-- Begin --

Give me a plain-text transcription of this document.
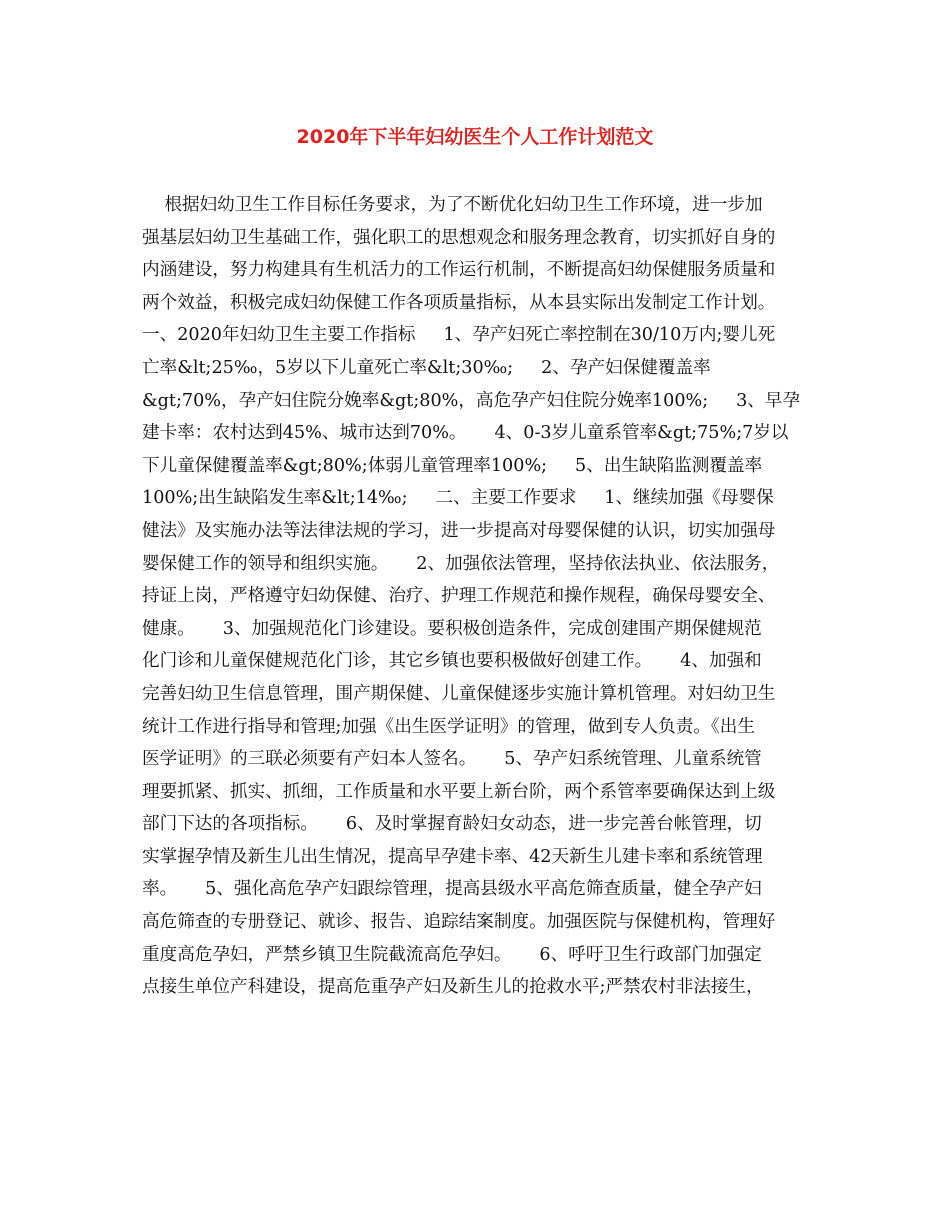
2020年下半年妇幼医生个人工作计划范文
根据妇幼卫生工作目标任务要求，为了不断优化妇幼卫生工作环境，进一步加
强基层妇幼卫生基础工作，强化职工的思想观念和服务理念教育，切实抓好自身的
内涵建设，努力构建具有生机活力的工作运行机制，不断提高妇幼保健服务质量和
两个效益，积极完成妇幼保健工作各项质量指标，从本县实际出发制定工作计划。
一、2020年妇幼卫生主要工作指标     1、孕产妇死亡率控制在30/10万内;婴儿死
亡率&lt;25‰，5岁以下儿童死亡率&lt;30‰;     2、孕产妇保健覆盖率
&gt;70%，孕产妇住院分娩率&gt;80%，高危孕产妇住院分娩率100%;     3、早孕
建卡率：农村达到45%、城市达到70%。     4、0-3岁儿童系管率&gt;75%;7岁以
下儿童保健覆盖率&gt;80%;体弱儿童管理率100%;     5、出生缺陷监测覆盖率
100%;出生缺陷发生率&lt;14‰;     二、主要工作要求     1、继续加强《母婴保
健法》及实施办法等法律法规的学习，进一步提高对母婴保健的认识，切实加强母
婴保健工作的领导和组织实施。     2、加强依法管理，坚持依法执业、依法服务，
持证上岗，严格遵守妇幼保健、治疗、护理工作规范和操作规程，确保母婴安全、
健康。     3、加强规范化门诊建设。要积极创造条件，完成创建围产期保健规范
化门诊和儿童保健规范化门诊，其它乡镇也要积极做好创建工作。     4、加强和
完善妇幼卫生信息管理，围产期保健、儿童保健逐步实施计算机管理。对妇幼卫生
统计工作进行指导和管理;加强《出生医学证明》的管理，做到专人负责。《出生
医学证明》的三联必须要有产妇本人签名。     5、孕产妇系统管理、儿童系统管
理要抓紧、抓实、抓细，工作质量和水平要上新台阶，两个系管率要确保达到上级
部门下达的各项指标。     6、及时掌握育龄妇女动态，进一步完善台帐管理，切
实掌握孕情及新生儿出生情况，提高早孕建卡率、42天新生儿建卡率和系统管理
率。     5、强化高危孕产妇跟综管理，提高县级水平高危筛查质量，健全孕产妇
高危筛查的专册登记、就诊、报告、追踪结案制度。加强医院与保健机构，管理好
重度高危孕妇，严禁乡镇卫生院截流高危孕妇。     6、呼吁卫生行政部门加强定
点接生单位产科建设，提高危重孕产妇及新生儿的抢救水平;严禁农村非法接生，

-- End --

GOAL: Output the lines above in full and exactly as given, omitting any pictures.

ANSWER IN FULL:
Give me a plain-text transcription of this document.
2020年下半年妇幼医生个人工作计划范文
根据妇幼卫生工作目标任务要求，为了不断优化妇幼卫生工作环境，进一步加
强基层妇幼卫生基础工作，强化职工的思想观念和服务理念教育，切实抓好自身的
内涵建设，努力构建具有生机活力的工作运行机制，不断提高妇幼保健服务质量和
两个效益，积极完成妇幼保健工作各项质量指标，从本县实际出发制定工作计划。
一、2020年妇幼卫生主要工作指标     1、孕产妇死亡率控制在30/10万内;婴儿死
亡率&lt;25‰，5岁以下儿童死亡率&lt;30‰;     2、孕产妇保健覆盖率
&gt;70%，孕产妇住院分娩率&gt;80%，高危孕产妇住院分娩率100%;     3、早孕
建卡率：农村达到45%、城市达到70%。     4、0-3岁儿童系管率&gt;75%;7岁以
下儿童保健覆盖率&gt;80%;体弱儿童管理率100%;     5、出生缺陷监测覆盖率
100%;出生缺陷发生率&lt;14‰;     二、主要工作要求     1、继续加强《母婴保
健法》及实施办法等法律法规的学习，进一步提高对母婴保健的认识，切实加强母
婴保健工作的领导和组织实施。     2、加强依法管理，坚持依法执业、依法服务，
持证上岗，严格遵守妇幼保健、治疗、护理工作规范和操作规程，确保母婴安全、
健康。     3、加强规范化门诊建设。要积极创造条件，完成创建围产期保健规范
化门诊和儿童保健规范化门诊，其它乡镇也要积极做好创建工作。     4、加强和
完善妇幼卫生信息管理，围产期保健、儿童保健逐步实施计算机管理。对妇幼卫生
统计工作进行指导和管理;加强《出生医学证明》的管理，做到专人负责。《出生
医学证明》的三联必须要有产妇本人签名。     5、孕产妇系统管理、儿童系统管
理要抓紧、抓实、抓细，工作质量和水平要上新台阶，两个系管率要确保达到上级
部门下达的各项指标。     6、及时掌握育龄妇女动态，进一步完善台帐管理，切
实掌握孕情及新生儿出生情况，提高早孕建卡率、42天新生儿建卡率和系统管理
率。     5、强化高危孕产妇跟综管理，提高县级水平高危筛查质量，健全孕产妇
高危筛查的专册登记、就诊、报告、追踪结案制度。加强医院与保健机构，管理好
重度高危孕妇，严禁乡镇卫生院截流高危孕妇。     6、呼吁卫生行政部门加强定
点接生单位产科建设，提高危重孕产妇及新生儿的抢救水平;严禁农村非法接生，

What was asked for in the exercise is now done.